Richard here. Bully is a raw and disturbing documentary about harassment in schools–a long overdue call to change school culture to defend kids who have been targets of violence from their peers. Anyone who believes in Jesus’ words in Matthew 25:40 should see it. (Read on if you don’t have that one memorized.)

Verily I say unto you, since you have done it unto one of the least of these, you have done it unto me. Matthew 25:40

I have to say Bully was not what I expected. I knew this was a documentary about bullying in schools, and that it would feature students and families that had dealt with the issue, including families whose children had committed suicide because of their peers’ harassment. I knew the film had some powerful allies in the entertainment industry like Ellen DeGeneres and Harvey Weinstein (whose passion for championing independent films is matched only by his passion for self-promotion). I knew about the film producers’ fight with the MPAA over the film’s rating.

• _ROWS_:

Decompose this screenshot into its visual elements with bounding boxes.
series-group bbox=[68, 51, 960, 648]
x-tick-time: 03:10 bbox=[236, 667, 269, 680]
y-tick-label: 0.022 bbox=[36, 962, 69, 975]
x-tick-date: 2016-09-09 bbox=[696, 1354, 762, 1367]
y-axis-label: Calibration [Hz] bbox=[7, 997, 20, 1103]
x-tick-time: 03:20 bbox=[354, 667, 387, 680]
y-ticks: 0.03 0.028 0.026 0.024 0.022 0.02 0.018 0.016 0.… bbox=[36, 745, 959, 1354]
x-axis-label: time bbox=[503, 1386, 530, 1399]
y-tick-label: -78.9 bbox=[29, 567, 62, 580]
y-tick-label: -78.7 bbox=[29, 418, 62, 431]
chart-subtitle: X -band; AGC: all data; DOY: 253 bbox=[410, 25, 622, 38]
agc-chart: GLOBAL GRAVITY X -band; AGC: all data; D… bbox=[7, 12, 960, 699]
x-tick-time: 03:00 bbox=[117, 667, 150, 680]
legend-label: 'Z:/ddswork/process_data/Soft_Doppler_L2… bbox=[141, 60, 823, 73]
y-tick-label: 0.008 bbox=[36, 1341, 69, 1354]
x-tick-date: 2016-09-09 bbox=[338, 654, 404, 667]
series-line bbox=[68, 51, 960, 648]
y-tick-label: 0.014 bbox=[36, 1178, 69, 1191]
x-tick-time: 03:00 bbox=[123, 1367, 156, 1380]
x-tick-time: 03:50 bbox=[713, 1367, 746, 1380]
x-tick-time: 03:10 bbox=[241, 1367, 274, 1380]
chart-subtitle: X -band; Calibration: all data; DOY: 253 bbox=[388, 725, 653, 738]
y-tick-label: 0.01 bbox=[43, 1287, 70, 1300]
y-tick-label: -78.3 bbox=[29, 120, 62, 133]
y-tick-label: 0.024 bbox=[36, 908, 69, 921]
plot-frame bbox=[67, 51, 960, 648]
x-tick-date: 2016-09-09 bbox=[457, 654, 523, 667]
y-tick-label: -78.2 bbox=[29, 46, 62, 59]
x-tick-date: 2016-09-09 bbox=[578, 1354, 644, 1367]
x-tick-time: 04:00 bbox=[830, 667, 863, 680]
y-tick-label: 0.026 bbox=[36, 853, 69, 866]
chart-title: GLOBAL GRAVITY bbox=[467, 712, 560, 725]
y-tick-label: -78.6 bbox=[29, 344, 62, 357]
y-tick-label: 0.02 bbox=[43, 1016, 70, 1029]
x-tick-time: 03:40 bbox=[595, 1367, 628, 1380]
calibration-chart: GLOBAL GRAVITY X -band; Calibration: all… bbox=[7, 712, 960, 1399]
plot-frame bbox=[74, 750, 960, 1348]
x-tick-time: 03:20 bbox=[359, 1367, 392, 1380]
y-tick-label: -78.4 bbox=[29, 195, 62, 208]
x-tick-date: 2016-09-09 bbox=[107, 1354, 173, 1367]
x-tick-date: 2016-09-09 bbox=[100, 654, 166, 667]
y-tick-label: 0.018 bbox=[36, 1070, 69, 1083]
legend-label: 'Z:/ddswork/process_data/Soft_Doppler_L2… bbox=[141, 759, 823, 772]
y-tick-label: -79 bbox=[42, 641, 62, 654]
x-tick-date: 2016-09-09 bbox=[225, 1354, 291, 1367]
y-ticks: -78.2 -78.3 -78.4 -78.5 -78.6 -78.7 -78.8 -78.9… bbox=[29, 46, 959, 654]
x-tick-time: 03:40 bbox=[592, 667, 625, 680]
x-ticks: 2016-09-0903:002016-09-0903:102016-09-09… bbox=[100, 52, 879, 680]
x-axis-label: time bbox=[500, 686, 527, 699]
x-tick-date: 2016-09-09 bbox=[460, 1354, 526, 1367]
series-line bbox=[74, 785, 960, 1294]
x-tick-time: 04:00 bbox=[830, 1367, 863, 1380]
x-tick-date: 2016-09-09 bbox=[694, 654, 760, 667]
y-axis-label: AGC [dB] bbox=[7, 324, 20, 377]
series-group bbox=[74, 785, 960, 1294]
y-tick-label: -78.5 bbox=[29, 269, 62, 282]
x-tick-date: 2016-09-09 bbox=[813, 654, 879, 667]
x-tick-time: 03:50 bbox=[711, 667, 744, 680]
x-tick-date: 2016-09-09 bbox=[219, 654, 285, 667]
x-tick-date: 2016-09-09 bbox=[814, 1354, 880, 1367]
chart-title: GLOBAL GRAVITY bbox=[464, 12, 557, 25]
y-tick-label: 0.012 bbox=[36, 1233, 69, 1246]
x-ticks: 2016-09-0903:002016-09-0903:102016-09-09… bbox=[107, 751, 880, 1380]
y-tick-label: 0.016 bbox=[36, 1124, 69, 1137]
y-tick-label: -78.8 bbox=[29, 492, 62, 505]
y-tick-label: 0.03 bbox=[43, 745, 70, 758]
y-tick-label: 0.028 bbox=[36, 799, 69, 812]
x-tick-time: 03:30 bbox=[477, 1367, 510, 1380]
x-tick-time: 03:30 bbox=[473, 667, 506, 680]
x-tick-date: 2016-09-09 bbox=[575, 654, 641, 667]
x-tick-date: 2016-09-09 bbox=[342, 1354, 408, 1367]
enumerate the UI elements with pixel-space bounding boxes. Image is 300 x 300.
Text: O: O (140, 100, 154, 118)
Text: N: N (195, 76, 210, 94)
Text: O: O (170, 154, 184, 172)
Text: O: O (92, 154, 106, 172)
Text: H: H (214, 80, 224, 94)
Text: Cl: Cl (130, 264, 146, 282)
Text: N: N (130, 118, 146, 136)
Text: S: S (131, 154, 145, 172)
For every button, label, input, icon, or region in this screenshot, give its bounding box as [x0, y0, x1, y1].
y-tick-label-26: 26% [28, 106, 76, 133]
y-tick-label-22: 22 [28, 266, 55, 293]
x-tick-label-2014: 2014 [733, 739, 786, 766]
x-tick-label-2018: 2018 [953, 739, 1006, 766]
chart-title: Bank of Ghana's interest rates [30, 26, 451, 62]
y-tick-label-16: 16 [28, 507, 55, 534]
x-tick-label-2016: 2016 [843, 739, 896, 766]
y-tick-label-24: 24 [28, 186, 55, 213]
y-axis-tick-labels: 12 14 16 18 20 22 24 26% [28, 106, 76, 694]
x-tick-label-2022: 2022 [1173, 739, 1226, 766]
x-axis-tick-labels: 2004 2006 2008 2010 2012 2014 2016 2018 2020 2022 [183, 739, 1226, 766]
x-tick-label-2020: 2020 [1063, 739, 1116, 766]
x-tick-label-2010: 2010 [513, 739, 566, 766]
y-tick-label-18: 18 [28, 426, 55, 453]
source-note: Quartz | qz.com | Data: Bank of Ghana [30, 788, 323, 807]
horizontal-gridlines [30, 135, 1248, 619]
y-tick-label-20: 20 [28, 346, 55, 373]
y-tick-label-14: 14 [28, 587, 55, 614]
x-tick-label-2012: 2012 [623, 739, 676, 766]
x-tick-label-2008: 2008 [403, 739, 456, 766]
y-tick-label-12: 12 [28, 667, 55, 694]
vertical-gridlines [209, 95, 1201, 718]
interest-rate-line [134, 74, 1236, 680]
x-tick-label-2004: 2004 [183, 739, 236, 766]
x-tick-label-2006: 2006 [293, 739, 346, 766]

• _EXERCISE_: Decide whether each statement below agrees with the review of Bully, giving yes or no along with the exact words from the review that settle it. 1. The film turned out to be what the reviewer expected. 2. Ellen DeGeneres is named as one of the film's allies in the entertainment industry. 3. The film's producers fought with the MPAA over the film's rating.

• _PROBLEM SOLUTION_:
1. No: "I have to say Bully was not what I expected."
2. Yes: "powerful allies in the entertainment industry like Ellen DeGeneres and Harvey Weinstein"
3. Yes: "I knew about the film producers’ fight with the MPAA over the film’s rating."